* _SUPPLIED PASSAGE_
◆ ◆ ◆ ◆ ◆ ◆ ◆

The book has a bit of an uneven approach to what it covers. Emphasis is on the Western Front, the rise of the Bolsheviks, and the Allied intervention in Russia. The Middle East and Italian Fronts are only mentioned in passing. Also, in the last few weeks of the narrative, the focus moves away from the military side of the war. The focus is then on the political machinations leading to the Armistice; this leaves a bit of a hole in the military narrative.

Despite a its blind spots, I found the book to be interesting, and entertaining. I enjoyed the first hand accounts and found myself looking forward to reading about how their stories would unfold.

If you are looking for a relatively light read, that is entertaining and puts the experience of the war front and center, I recommend this book.         
Johannes "Honus" Wagner
"The Flying Dutchman"
Shortstop: Pittsburgh Pirates 1900-1917
Rated as the 2nd most valuable player of all time by Bill James.

ArizonaTank

Quote from: airboy on September 08, 2020, 01:46:24 PM
....
My guess is that Mr. Cooke decided this manuscript was not that good and did not submit it for publication during his life.  Or, the publication was rejected by publishers and the rejection was forgotten.

There are usually good reasons why unpublished manuscripts by famous authors were not released.  When was the last time some discovered recording by a musical group was found after the fact and it was actually good compared to their released work?

It has been many years since I read this. I recall the good parts; the stories. Maybe I have just forgotten the bad. I am curious now to reread it in light of your comments. But there are many things my reading list, so it will be a while.
Johannes "Honus" Wagner
"The Flying Dutchman"
Shortstop: Pittsburgh Pirates 1900-1917
Rated as the 2nd most valuable player of all time by Bill James.

airboy

Quote from: ArizonaTank on September 16, 2020, 06:52:51 PM
Just finished "No Man's Land" by John Toland

https://www.amazon.com/No-Mans-Land-1918-Great/dp/1568520093/ref=tmm_hrd_swatch_0?_encoding=UTF8&qid=1600093581&sr=8-1

This is a "popular" history of WWI that covers the key combat and political events of 1918. It is a good read because the author uses first hand accounts to tell much of the story. At points I felt almost like I was reading one of those "grand historical sweep" novels, following multiple characters through parallel story threads. Except the characters of "No Man's Land" were real people. Most of the voices are British, American or German.

The skillful use of these voices pulled me into their world, with the sights, sounds and smells of these long ago events. For example, the narrative did a great job in showing the Allied armies' near panic during the German's Michael offensive in March, 1918. This was just after Russia's surrender, but before the Americans were ready to fight. The Germans were able to redeploy a million men from the Eastern Front. These fresh troops slammed a wedge between the British and French, pushing the British towards the sea. For a brief moment, the French and British began to talk of collapse.

The book has a bit of an uneven approach to what it covers. Emphasis is on the Western Front, the rise of the Bolsheviks, and the Allied intervention in Russia. The Middle East and Italian Fronts are only mentioned in passing. Also, in the last few weeks of the narrative, the focus moves away from the military side of the war. The focus is then on the political machinations leading to the Armistice; this leaves a bit of a hole in the military narrative.

Despite a its blind spots, I found the book to be interesting, and entertaining. I enjoyed the first hand accounts and found myself looking forward to reading about how their stories would unfold.

If you are looking for a relatively light read, that is entertaining and puts the experience of the war front and center, I recommend this book.       

Is this book primarily focused on the events of 1918, or is it looking at the entire war in equal weight?

◆ ◆ ◆ ◆ ◆ ◆ ◆

* _ENTRIES SUPPLIED_
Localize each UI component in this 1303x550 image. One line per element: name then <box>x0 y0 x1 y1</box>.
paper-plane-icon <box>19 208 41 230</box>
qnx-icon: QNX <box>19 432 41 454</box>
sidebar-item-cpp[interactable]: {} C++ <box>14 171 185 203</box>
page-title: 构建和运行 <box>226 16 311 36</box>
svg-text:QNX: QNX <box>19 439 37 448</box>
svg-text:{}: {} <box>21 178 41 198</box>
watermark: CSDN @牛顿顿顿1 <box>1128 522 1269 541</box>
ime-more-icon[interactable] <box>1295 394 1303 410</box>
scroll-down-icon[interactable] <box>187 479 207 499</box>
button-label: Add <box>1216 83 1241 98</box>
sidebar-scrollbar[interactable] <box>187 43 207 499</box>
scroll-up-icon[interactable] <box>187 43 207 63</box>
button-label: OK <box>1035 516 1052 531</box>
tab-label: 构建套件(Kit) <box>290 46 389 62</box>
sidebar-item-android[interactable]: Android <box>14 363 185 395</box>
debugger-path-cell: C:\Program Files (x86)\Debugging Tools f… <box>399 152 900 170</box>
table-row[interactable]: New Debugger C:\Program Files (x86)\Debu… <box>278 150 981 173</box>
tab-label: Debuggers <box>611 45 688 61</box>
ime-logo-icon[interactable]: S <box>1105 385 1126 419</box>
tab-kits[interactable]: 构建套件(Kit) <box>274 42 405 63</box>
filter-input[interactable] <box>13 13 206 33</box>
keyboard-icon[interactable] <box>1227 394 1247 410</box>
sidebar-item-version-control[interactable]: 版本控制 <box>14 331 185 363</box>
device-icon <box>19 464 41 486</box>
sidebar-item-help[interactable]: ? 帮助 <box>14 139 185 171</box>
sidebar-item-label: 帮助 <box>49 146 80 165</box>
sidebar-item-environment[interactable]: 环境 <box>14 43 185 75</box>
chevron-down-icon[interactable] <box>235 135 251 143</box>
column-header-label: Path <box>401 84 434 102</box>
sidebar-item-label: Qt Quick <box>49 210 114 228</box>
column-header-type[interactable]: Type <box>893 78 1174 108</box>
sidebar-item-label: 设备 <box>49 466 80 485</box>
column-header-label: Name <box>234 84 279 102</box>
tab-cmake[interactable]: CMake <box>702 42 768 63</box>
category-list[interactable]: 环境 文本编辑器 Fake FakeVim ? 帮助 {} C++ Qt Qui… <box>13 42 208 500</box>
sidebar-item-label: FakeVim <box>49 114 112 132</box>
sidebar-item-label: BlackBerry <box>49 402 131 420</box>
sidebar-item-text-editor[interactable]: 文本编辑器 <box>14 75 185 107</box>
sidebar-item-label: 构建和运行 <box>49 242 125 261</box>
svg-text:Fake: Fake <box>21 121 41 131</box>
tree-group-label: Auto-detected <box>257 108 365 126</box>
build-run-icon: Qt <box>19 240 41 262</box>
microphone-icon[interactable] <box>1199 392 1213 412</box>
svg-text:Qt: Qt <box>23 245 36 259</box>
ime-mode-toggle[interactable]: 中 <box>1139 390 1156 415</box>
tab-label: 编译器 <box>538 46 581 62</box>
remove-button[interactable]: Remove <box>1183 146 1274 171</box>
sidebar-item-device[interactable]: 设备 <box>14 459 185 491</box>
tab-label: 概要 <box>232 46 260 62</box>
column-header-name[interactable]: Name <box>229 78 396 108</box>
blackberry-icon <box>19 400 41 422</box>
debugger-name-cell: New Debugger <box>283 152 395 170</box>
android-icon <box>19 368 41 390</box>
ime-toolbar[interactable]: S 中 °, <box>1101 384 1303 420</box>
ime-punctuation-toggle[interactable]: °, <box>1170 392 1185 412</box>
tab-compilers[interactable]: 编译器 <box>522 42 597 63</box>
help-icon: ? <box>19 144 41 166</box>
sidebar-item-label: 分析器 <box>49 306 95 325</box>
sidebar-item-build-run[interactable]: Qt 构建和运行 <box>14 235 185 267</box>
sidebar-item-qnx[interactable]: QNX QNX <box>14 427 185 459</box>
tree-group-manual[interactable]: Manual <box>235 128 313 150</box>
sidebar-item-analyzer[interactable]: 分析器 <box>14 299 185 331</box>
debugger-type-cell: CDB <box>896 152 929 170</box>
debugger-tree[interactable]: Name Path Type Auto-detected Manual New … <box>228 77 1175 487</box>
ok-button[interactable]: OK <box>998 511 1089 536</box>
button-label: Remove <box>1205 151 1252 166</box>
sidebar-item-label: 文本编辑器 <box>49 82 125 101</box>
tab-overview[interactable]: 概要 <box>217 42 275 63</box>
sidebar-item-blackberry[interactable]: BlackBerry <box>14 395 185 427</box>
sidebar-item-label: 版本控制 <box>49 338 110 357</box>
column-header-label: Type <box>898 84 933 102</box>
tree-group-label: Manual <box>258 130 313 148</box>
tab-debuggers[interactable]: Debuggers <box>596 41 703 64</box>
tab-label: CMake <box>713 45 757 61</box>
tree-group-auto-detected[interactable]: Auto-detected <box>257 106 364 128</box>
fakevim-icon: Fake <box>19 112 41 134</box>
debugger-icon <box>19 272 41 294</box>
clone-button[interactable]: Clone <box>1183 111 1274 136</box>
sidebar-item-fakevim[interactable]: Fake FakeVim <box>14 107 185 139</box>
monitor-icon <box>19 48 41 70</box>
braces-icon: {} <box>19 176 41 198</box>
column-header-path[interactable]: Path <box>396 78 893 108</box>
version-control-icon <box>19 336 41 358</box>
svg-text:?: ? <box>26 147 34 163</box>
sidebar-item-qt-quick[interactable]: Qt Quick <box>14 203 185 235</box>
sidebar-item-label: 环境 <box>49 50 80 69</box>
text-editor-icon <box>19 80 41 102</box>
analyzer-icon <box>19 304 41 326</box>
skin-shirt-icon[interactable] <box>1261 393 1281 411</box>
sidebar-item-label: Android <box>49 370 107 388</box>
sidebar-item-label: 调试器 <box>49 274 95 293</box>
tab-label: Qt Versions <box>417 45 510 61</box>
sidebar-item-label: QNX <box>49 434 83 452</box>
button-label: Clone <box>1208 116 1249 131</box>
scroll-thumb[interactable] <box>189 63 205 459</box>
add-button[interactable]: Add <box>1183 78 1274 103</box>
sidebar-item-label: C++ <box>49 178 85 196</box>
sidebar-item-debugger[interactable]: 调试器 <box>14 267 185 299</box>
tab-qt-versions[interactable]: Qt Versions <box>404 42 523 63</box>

◆ ◆ ◆ ◆ ◆ ◆ ◆

* _REQUIRED WORK_
1. Copy out the forum thread between "Quote from: airboy" and "rejection was forgotten.", inclusive.
2. According to the forum thread, how many men could the Germans redeploy from the Eastern Front?
The items are from a separate source.

* _SOLUTIONS TO EACH TASK_
1.
Quote from: airboy on September 08, 2020, 01:46:24 PM
....
My guess is that Mr. Cooke decided this manuscript was not that good and did not submit it for publication during his life.  Or, the publication was rejected by publishers and the rejection was forgotten.

2. A million men.